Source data
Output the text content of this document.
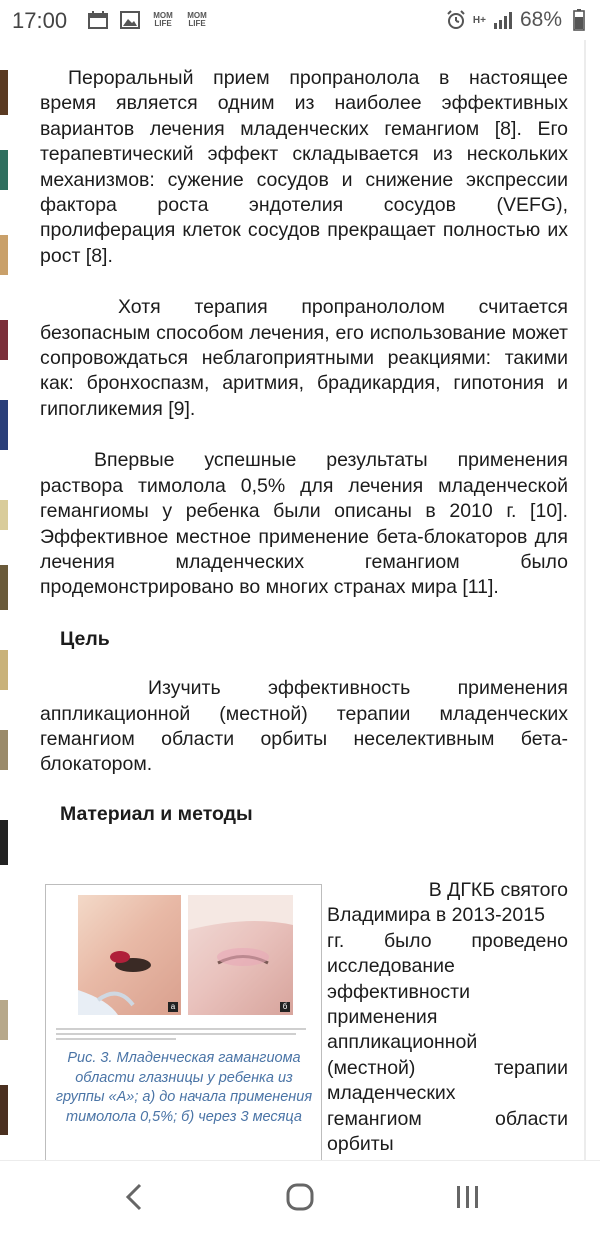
17:00	MOM LIFE
MOM LIFE	H+ 68%

Пероральный прием пропранолола в настоящее время является одним из наиболее эффективных вариантов лечения младенческих гемангиом [8]. Его терапевтический эффект складывается из нескольких механизмов: сужение сосудов и снижение экспрессии фактора роста эндотелия сосудов (VEFG), пролиферация клеток сосудов прекращает полностью их рост [8].

Хотя терапия пропранололом считается безопасным способом лечения, его использование может сопровождаться неблагоприятными реакциями: такими как: бронхоспазм, аритмия, брадикардия, гипотония и гипогликемия [9].

Впервые успешные результаты применения раствора тимолола 0,5% для лечения младенческой гемангиомы у ребенка были описаны в 2010 г. [10]. Эффективное местное применение бета-блокаторов для лечения младенческих гемангиом было продемонстрировано во многих странах мира [11].

Цель

Изучить эффективность применения аппликационной (местной) терапии младенческих гемангиом области орбиты неселективным бета-блокатором.

Материал и методы
а	б
Рис. 3. Младенческая гамангиома области глазницы у ребенка из группы «А»; а) до начала применения тимолола 0,5%; б) через 3 месяца
В ДГКБ святого
Владимира в 2013-2015
гг. было проведено
исследование
эффективности
применения
аппликационной
(местной) терапии
младенческих
гемангиом области
орбиты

■ AIM ■
Find the lines holding "терапии" and list every one.

■ OUTPUT FOR THIS EXERCISE ■
Изучить эффективность применения аппликационной (местной) терапии младенческих гемангиом области орбиты неселективным бета-блокатором.
(местной) терапии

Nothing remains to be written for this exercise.